PROBLEM TO SOLVE: Look through the material below for "estrellas". Copy every line that contains it.

DATA ROWS:

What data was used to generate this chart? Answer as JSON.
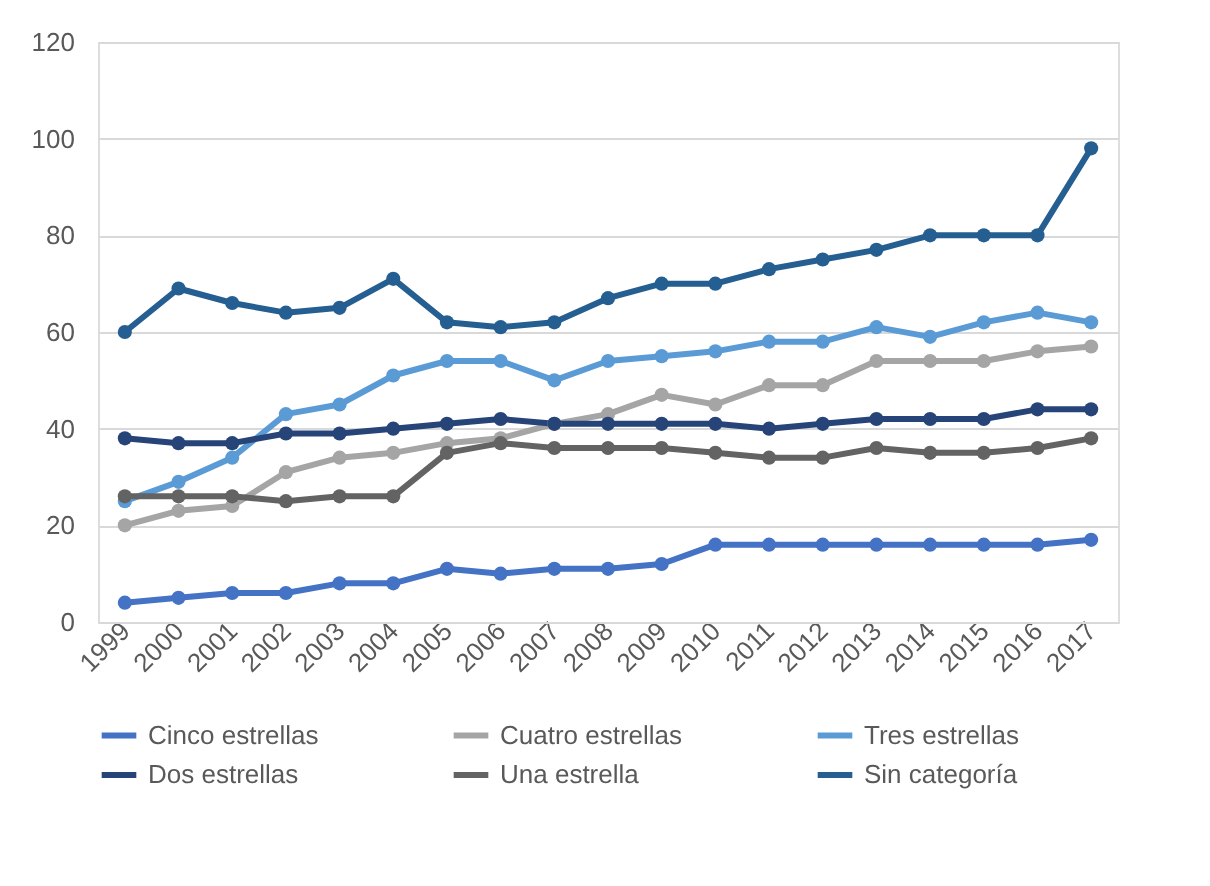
{
  "chart_data": {
    "type": "line",
    "categories": [
      "1999",
      "2000",
      "2001",
      "2002",
      "2003",
      "2004",
      "2005",
      "2006",
      "2007",
      "2008",
      "2009",
      "2010",
      "2011",
      "2012",
      "2013",
      "2014",
      "2015",
      "2016",
      "2017"
    ],
    "series": [
      {
        "name": "Cinco estrellas",
        "color": "#4472c4",
        "values": [
          4,
          5,
          6,
          6,
          8,
          8,
          11,
          10,
          11,
          11,
          12,
          16,
          16,
          16,
          16,
          16,
          16,
          16,
          17
        ]
      },
      {
        "name": "Cuatro estrellas",
        "color": "#a5a5a5",
        "values": [
          20,
          23,
          24,
          31,
          34,
          35,
          37,
          38,
          41,
          43,
          47,
          45,
          49,
          49,
          54,
          54,
          54,
          56,
          57
        ]
      },
      {
        "name": "Tres estrellas",
        "color": "#5b9bd5",
        "values": [
          25,
          29,
          34,
          43,
          45,
          51,
          54,
          54,
          50,
          54,
          55,
          56,
          58,
          58,
          61,
          59,
          62,
          64,
          62
        ]
      },
      {
        "name": "Dos estrellas",
        "color": "#264478",
        "values": [
          38,
          37,
          37,
          39,
          39,
          40,
          41,
          42,
          41,
          41,
          41,
          41,
          40,
          41,
          42,
          42,
          42,
          44,
          44
        ]
      },
      {
        "name": "Una estrella",
        "color": "#636363",
        "values": [
          26,
          26,
          26,
          25,
          26,
          26,
          35,
          37,
          36,
          36,
          36,
          35,
          34,
          34,
          36,
          35,
          35,
          36,
          38
        ]
      },
      {
        "name": "Sin categoría",
        "color": "#255e91",
        "values": [
          60,
          69,
          66,
          64,
          65,
          71,
          62,
          61,
          62,
          67,
          70,
          70,
          73,
          75,
          77,
          80,
          80,
          80,
          98
        ]
      }
    ],
    "ylim": [
      0,
      120
    ],
    "yticks": [
      0,
      20,
      40,
      60,
      80,
      100,
      120
    ],
    "grid": "y",
    "legend": "bottom",
    "marker": "circle",
    "line_style": "solid"
  }
}
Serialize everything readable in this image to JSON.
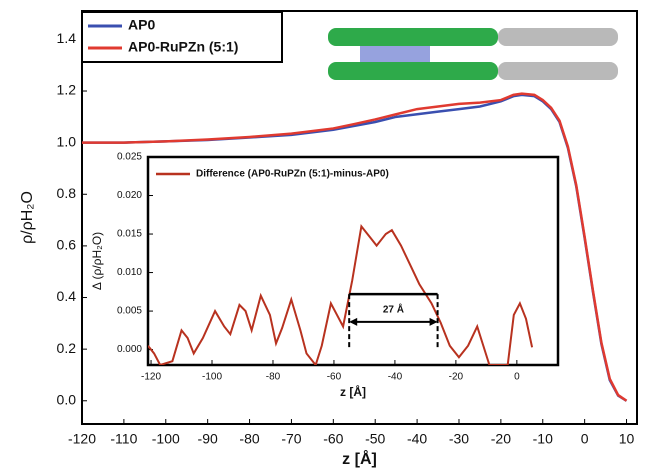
{
  "chart_data": [
    {
      "type": "line",
      "xlabel": "z [Å]",
      "ylabel": "ρ/ρH₂O",
      "xlim": [
        -120,
        12.5
      ],
      "ylim": [
        -0.09,
        1.51
      ],
      "xticks": [
        -120,
        -110,
        -100,
        -90,
        -80,
        -70,
        -60,
        -50,
        -40,
        -30,
        -20,
        -10,
        0,
        10
      ],
      "yticks": [
        {
          "value": 0,
          "label": "0.0"
        },
        {
          "value": 0.2,
          "label": "0.2"
        },
        {
          "value": 0.4,
          "label": "0.4"
        },
        {
          "value": 0.6,
          "label": "0.6"
        },
        {
          "value": 0.8,
          "label": "0.8"
        },
        {
          "value": 1,
          "label": "1.0"
        },
        {
          "value": 1.2,
          "label": "1.2"
        },
        {
          "value": 1.4,
          "label": "1.4"
        }
      ],
      "legend": "upper left",
      "x": [
        -120,
        -110,
        -100,
        -90,
        -80,
        -70,
        -60,
        -55,
        -50,
        -45,
        -40,
        -35,
        -30,
        -25,
        -20,
        -17,
        -15,
        -12,
        -10,
        -8,
        -6,
        -4,
        -2,
        0,
        2,
        4,
        6,
        8,
        10
      ],
      "series": [
        {
          "name": "AP0",
          "color": "#3a4fb0",
          "values": [
            1.0,
            1.0,
            1.005,
            1.01,
            1.02,
            1.03,
            1.05,
            1.065,
            1.08,
            1.1,
            1.11,
            1.12,
            1.13,
            1.14,
            1.16,
            1.18,
            1.185,
            1.18,
            1.16,
            1.13,
            1.08,
            0.98,
            0.83,
            0.63,
            0.42,
            0.22,
            0.08,
            0.02,
            0.0
          ]
        },
        {
          "name": "AP0-RuPZn (5:1)",
          "color": "#e03a30",
          "values": [
            1.0,
            1.0,
            1.005,
            1.012,
            1.022,
            1.035,
            1.055,
            1.072,
            1.09,
            1.11,
            1.13,
            1.14,
            1.15,
            1.155,
            1.165,
            1.185,
            1.19,
            1.185,
            1.165,
            1.135,
            1.085,
            0.985,
            0.835,
            0.635,
            0.425,
            0.225,
            0.085,
            0.022,
            0.0
          ]
        }
      ]
    },
    {
      "type": "line",
      "xlabel": "z [Å]",
      "ylabel": "Δ (ρ/ρH₂O)",
      "xlim": [
        -121,
        13.5
      ],
      "ylim": [
        -0.002,
        0.025
      ],
      "xticks": [
        -120,
        -100,
        -80,
        -60,
        -40,
        -20,
        0
      ],
      "yticks": [
        {
          "value": 0,
          "label": "0.000"
        },
        {
          "value": 0.005,
          "label": "0.005"
        },
        {
          "value": 0.01,
          "label": "0.010"
        },
        {
          "value": 0.015,
          "label": "0.015"
        },
        {
          "value": 0.02,
          "label": "0.020"
        },
        {
          "value": 0.025,
          "label": "0.025"
        }
      ],
      "legend": "upper left",
      "x": [
        -121,
        -119,
        -117,
        -113,
        -110,
        -108,
        -106,
        -103,
        -99,
        -96,
        -94,
        -91,
        -89,
        -87,
        -84,
        -81,
        -79,
        -77,
        -74,
        -71,
        -69,
        -66,
        -64,
        -61,
        -59,
        -57,
        -54,
        -51,
        -48,
        -46,
        -43,
        -41,
        -38,
        -35,
        -32,
        -28,
        -25,
        -22,
        -19,
        -16,
        -13,
        -11,
        -9,
        -3,
        -1,
        1,
        3,
        5
      ],
      "series": [
        {
          "name": "Difference (AP0-RuPZn (5:1)-minus-AP0)",
          "color": "#b8321f",
          "values": [
            0.0005,
            -0.0005,
            -0.002,
            -0.0015,
            0.0025,
            0.0015,
            -0.0005,
            0.0015,
            0.005,
            0.003,
            0.002,
            0.0058,
            0.005,
            0.0025,
            0.007,
            0.0045,
            0.0008,
            0.0028,
            0.0065,
            0.0025,
            -0.0005,
            -0.002,
            0.0005,
            0.006,
            0.0045,
            0.003,
            0.009,
            0.016,
            0.0145,
            0.0135,
            0.015,
            0.0155,
            0.0135,
            0.011,
            0.0085,
            0.006,
            0.0035,
            0.0005,
            -0.001,
            0.0005,
            0.003,
            0.0005,
            -0.002,
            -0.002,
            0.0045,
            0.006,
            0.004,
            0.0003
          ]
        }
      ],
      "annotation": {
        "text": "27 Å",
        "x": [
          -55,
          -26
        ],
        "y": 0.0072
      }
    }
  ]
}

EXERCISE RESULT:
        "name": "Cinco estrellas",
        "name": "Cuatro estrellas",
        "name": "Tres estrellas",
        "name": "Dos estrellas",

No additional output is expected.